[Data entries]
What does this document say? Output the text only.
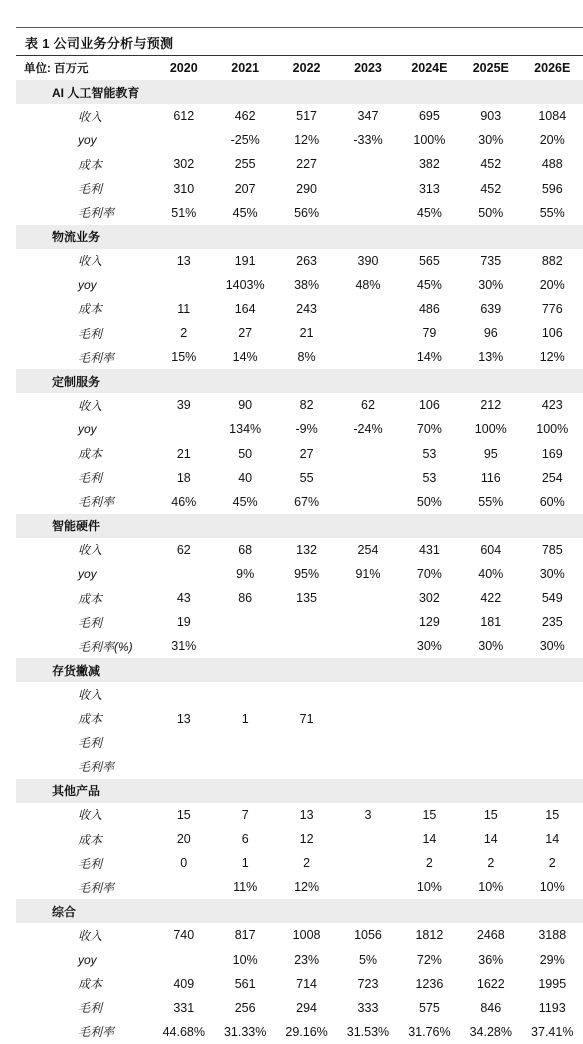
表 1 公司业务分析与预测
单位: 百万元	2020	2021	2022	2023	2024E	2025E	2026E
AI 人工智能教育							
收入	612	462	517	347	695	903	1084
yoy		-25%	12%	-33%	100%	30%	20%
成本	302	255	227		382	452	488
毛利	310	207	290		313	452	596
毛利率	51%	45%	56%		45%	50%	55%
物流业务							
收入	13	191	263	390	565	735	882
yoy		1403%	38%	48%	45%	30%	20%
成本	11	164	243		486	639	776
毛利	2	27	21		79	96	106
毛利率	15%	14%	8%		14%	13%	12%
定制服务							
收入	39	90	82	62	106	212	423
yoy		134%	-9%	-24%	70%	100%	100%
成本	21	50	27		53	95	169
毛利	18	40	55		53	116	254
毛利率	46%	45%	67%		50%	55%	60%
智能硬件							
收入	62	68	132	254	431	604	785
yoy		9%	95%	91%	70%	40%	30%
成本	43	86	135		302	422	549
毛利	19				129	181	235
毛利率(%)	31%				30%	30%	30%
存货撇减							
收入							
成本	13	1	71				
毛利							
毛利率							
其他产品							
收入	15	7	13	3	15	15	15
成本	20	6	12		14	14	14
毛利	0	1	2		2	2	2
毛利率		11%	12%		10%	10%	10%
综合							
收入	740	817	1008	1056	1812	2468	3188
yoy		10%	23%	5%	72%	36%	29%
成本	409	561	714	723	1236	1622	1995
毛利	331	256	294	333	575	846	1193
毛利率	44.68%	31.33%	29.16%	31.53%	31.76%	34.28%	37.41%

*INSTRUCTIONS TO FOLLOW*.
Reproduce the whole listing above word for word, but not its pictures.

*FULL RESPONSE*.
What does this document say? Output the text only.
表 1 公司业务分析与预测
单位: 百万元	2020	2021	2022	2023	2024E	2025E	2026E
AI 人工智能教育							
收入	612	462	517	347	695	903	1084
yoy		-25%	12%	-33%	100%	30%	20%
成本	302	255	227		382	452	488
毛利	310	207	290		313	452	596
毛利率	51%	45%	56%		45%	50%	55%
物流业务							
收入	13	191	263	390	565	735	882
yoy		1403%	38%	48%	45%	30%	20%
成本	11	164	243		486	639	776
毛利	2	27	21		79	96	106
毛利率	15%	14%	8%		14%	13%	12%
定制服务							
收入	39	90	82	62	106	212	423
yoy		134%	-9%	-24%	70%	100%	100%
成本	21	50	27		53	95	169
毛利	18	40	55		53	116	254
毛利率	46%	45%	67%		50%	55%	60%
智能硬件							
收入	62	68	132	254	431	604	785
yoy		9%	95%	91%	70%	40%	30%
成本	43	86	135		302	422	549
毛利	19				129	181	235
毛利率(%)	31%				30%	30%	30%
存货撇减							
收入							
成本	13	1	71				
毛利							
毛利率							
其他产品							
收入	15	7	13	3	15	15	15
成本	20	6	12		14	14	14
毛利	0	1	2		2	2	2
毛利率		11%	12%		10%	10%	10%
综合							
收入	740	817	1008	1056	1812	2468	3188
yoy		10%	23%	5%	72%	36%	29%
成本	409	561	714	723	1236	1622	1995
毛利	331	256	294	333	575	846	1193
毛利率	44.68%	31.33%	29.16%	31.53%	31.76%	34.28%	37.41%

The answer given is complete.